GIVEN DATA ->
━━━━━━━━━━━━━━━━━━━━━━━━━━━━━━

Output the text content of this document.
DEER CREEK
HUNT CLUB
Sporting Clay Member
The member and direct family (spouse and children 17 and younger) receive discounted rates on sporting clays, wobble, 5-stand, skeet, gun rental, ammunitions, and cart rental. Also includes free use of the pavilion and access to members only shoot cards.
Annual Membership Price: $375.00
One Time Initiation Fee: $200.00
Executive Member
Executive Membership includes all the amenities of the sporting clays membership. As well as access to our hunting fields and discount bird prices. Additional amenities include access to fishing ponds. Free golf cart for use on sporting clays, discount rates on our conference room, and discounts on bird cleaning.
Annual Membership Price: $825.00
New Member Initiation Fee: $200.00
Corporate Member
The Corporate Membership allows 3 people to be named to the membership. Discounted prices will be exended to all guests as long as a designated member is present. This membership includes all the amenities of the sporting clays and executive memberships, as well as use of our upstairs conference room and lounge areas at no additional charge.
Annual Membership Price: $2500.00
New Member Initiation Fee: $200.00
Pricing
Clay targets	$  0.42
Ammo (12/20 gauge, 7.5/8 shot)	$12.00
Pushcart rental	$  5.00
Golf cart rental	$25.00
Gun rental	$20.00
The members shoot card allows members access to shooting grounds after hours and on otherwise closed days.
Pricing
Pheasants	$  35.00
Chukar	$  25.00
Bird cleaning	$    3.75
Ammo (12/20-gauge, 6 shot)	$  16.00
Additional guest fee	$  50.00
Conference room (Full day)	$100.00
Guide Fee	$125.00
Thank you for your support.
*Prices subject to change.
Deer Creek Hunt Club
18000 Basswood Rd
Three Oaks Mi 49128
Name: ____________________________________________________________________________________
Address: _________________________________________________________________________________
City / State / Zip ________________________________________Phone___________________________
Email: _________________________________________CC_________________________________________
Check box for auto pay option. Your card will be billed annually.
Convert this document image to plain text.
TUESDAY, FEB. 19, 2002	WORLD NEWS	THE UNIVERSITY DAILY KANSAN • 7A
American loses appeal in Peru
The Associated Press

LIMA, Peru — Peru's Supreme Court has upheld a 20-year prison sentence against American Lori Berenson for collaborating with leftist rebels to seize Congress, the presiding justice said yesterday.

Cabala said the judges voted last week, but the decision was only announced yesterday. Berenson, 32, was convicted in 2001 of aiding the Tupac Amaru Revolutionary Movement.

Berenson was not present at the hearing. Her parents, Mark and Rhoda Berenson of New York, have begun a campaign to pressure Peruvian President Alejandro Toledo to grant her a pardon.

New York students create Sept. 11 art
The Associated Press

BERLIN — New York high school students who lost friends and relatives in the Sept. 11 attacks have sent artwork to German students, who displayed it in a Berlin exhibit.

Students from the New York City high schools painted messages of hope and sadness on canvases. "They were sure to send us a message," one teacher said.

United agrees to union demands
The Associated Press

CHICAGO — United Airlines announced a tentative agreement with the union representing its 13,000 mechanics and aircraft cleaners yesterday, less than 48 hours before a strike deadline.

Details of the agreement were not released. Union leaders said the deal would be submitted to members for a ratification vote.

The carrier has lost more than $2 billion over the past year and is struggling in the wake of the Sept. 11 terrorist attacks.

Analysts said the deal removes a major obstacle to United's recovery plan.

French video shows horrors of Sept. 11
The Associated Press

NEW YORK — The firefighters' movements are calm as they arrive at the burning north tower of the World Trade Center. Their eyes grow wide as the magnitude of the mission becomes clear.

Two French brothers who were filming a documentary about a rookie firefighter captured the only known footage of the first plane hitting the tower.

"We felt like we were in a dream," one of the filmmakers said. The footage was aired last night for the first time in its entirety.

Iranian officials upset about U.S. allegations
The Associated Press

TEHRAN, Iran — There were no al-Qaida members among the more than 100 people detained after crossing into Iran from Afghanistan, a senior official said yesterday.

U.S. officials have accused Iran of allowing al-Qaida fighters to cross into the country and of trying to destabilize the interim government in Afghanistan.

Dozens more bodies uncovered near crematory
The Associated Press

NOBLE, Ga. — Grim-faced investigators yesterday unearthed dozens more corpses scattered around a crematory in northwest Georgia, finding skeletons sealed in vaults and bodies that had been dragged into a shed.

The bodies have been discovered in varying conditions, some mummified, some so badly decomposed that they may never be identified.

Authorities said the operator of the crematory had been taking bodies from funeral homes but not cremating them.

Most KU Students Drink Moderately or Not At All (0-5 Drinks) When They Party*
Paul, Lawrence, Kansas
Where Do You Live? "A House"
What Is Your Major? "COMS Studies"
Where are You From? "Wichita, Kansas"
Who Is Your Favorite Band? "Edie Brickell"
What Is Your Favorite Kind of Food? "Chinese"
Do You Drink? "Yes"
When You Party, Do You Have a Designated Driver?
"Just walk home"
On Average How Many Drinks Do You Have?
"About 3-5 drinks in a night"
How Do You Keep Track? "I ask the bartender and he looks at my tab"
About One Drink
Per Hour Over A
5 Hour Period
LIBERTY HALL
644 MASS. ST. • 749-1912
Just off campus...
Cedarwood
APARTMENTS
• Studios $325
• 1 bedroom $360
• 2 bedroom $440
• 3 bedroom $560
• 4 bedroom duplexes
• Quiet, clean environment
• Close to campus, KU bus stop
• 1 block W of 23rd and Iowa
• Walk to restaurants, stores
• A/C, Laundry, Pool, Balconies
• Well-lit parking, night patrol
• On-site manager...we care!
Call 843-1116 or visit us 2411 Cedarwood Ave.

━━━━━━━━━━━━━━━━━━━━━━━━━━━━━━

WORK REQUIRED -> All of the entries must be quoted exactly; please include each one.

THE REPLY ->
Output the text content of this document.
DEER CREEK
HUNT CLUB
Sporting Clay Member
The member and direct family (spouse and children 17 and younger) receive discounted rates on sporting clays, wobble, 5-stand, skeet, gun rental, ammunitions, and cart rental. Also includes free use of the pavilion and access to members only shoot cards.
Annual Membership Price: $375.00
One Time Initiation Fee: $200.00
Executive Member
Executive Membership includes all the amenities of the sporting clays membership. As well as access to our hunting fields and discount bird prices. Additional amenities include access to fishing ponds. Free golf cart for use on sporting clays, discount rates on our conference room, and discounts on bird cleaning.
Annual Membership Price: $825.00
New Member Initiation Fee: $200.00
Corporate Member
The Corporate Membership allows 3 people to be named to the membership. Discounted prices will be exended to all guests as long as a designated member is present. This membership includes all the amenities of the sporting clays and executive memberships, as well as use of our upstairs conference room and lounge areas at no additional charge.
Annual Membership Price: $2500.00
New Member Initiation Fee: $200.00
Pricing
Clay targets	$  0.42
Ammo (12/20 gauge, 7.5/8 shot)	$12.00
Pushcart rental	$  5.00
Golf cart rental	$25.00
Gun rental	$20.00
The members shoot card allows members access to shooting grounds after hours and on otherwise closed days.
Pricing
Pheasants	$  35.00
Chukar	$  25.00
Bird cleaning	$    3.75
Ammo (12/20-gauge, 6 shot)	$  16.00
Additional guest fee	$  50.00
Conference room (Full day)	$100.00
Guide Fee	$125.00
Thank you for your support.
*Prices subject to change.
Deer Creek Hunt Club
18000 Basswood Rd
Three Oaks Mi 49128
Name: ____________________________________________________________________________________
Address: _________________________________________________________________________________
City / State / Zip ________________________________________Phone___________________________
Email: _________________________________________CC_________________________________________
Check box for auto pay option. Your card will be billed annually.
Convert this document image to plain text.
TUESDAY, FEB. 19, 2002	WORLD NEWS	THE UNIVERSITY DAILY KANSAN • 7A
American loses appeal in Peru
The Associated Press

LIMA, Peru — Peru's Supreme Court has upheld a 20-year prison sentence against American Lori Berenson for collaborating with leftist rebels to seize Congress, the presiding justice said yesterday.

Cabala said the judges voted last week, but the decision was only announced yesterday. Berenson, 32, was convicted in 2001 of aiding the Tupac Amaru Revolutionary Movement.

Berenson was not present at the hearing. Her parents, Mark and Rhoda Berenson of New York, have begun a campaign to pressure Peruvian President Alejandro Toledo to grant her a pardon.

New York students create Sept. 11 art
The Associated Press

BERLIN — New York high school students who lost friends and relatives in the Sept. 11 attacks have sent artwork to German students, who displayed it in a Berlin exhibit.

Students from the New York City high schools painted messages of hope and sadness on canvases. "They were sure to send us a message," one teacher said.

United agrees to union demands
The Associated Press

CHICAGO — United Airlines announced a tentative agreement with the union representing its 13,000 mechanics and aircraft cleaners yesterday, less than 48 hours before a strike deadline.

Details of the agreement were not released. Union leaders said the deal would be submitted to members for a ratification vote.

The carrier has lost more than $2 billion over the past year and is struggling in the wake of the Sept. 11 terrorist attacks.

Analysts said the deal removes a major obstacle to United's recovery plan.

French video shows horrors of Sept. 11
The Associated Press

NEW YORK — The firefighters' movements are calm as they arrive at the burning north tower of the World Trade Center. Their eyes grow wide as the magnitude of the mission becomes clear.

Two French brothers who were filming a documentary about a rookie firefighter captured the only known footage of the first plane hitting the tower.

"We felt like we were in a dream," one of the filmmakers said. The footage was aired last night for the first time in its entirety.

Iranian officials upset about U.S. allegations
The Associated Press

TEHRAN, Iran — There were no al-Qaida members among the more than 100 people detained after crossing into Iran from Afghanistan, a senior official said yesterday.

U.S. officials have accused Iran of allowing al-Qaida fighters to cross into the country and of trying to destabilize the interim government in Afghanistan.

Dozens more bodies uncovered near crematory
The Associated Press

NOBLE, Ga. — Grim-faced investigators yesterday unearthed dozens more corpses scattered around a crematory in northwest Georgia, finding skeletons sealed in vaults and bodies that had been dragged into a shed.

The bodies have been discovered in varying conditions, some mummified, some so badly decomposed that they may never be identified.

Authorities said the operator of the crematory had been taking bodies from funeral homes but not cremating them.

Most KU Students Drink Moderately or Not At All (0-5 Drinks) When They Party*
Paul, Lawrence, Kansas
Where Do You Live? "A House"
What Is Your Major? "COMS Studies"
Where are You From? "Wichita, Kansas"
Who Is Your Favorite Band? "Edie Brickell"
What Is Your Favorite Kind of Food? "Chinese"
Do You Drink? "Yes"
When You Party, Do You Have a Designated Driver?
"Just walk home"
On Average How Many Drinks Do You Have?
"About 3-5 drinks in a night"
How Do You Keep Track? "I ask the bartender and he looks at my tab"
About One Drink
Per Hour Over A
5 Hour Period
LIBERTY HALL
644 MASS. ST. • 749-1912
Just off campus...
Cedarwood
APARTMENTS
• Studios $325
• 1 bedroom $360
• 2 bedroom $440
• 3 bedroom $560
• 4 bedroom duplexes
• Quiet, clean environment
• Close to campus, KU bus stop
• 1 block W of 23rd and Iowa
• Walk to restaurants, stores
• A/C, Laundry, Pool, Balconies
• Well-lit parking, night patrol
• On-site manager...we care!
Call 843-1116 or visit us 2411 Cedarwood Ave.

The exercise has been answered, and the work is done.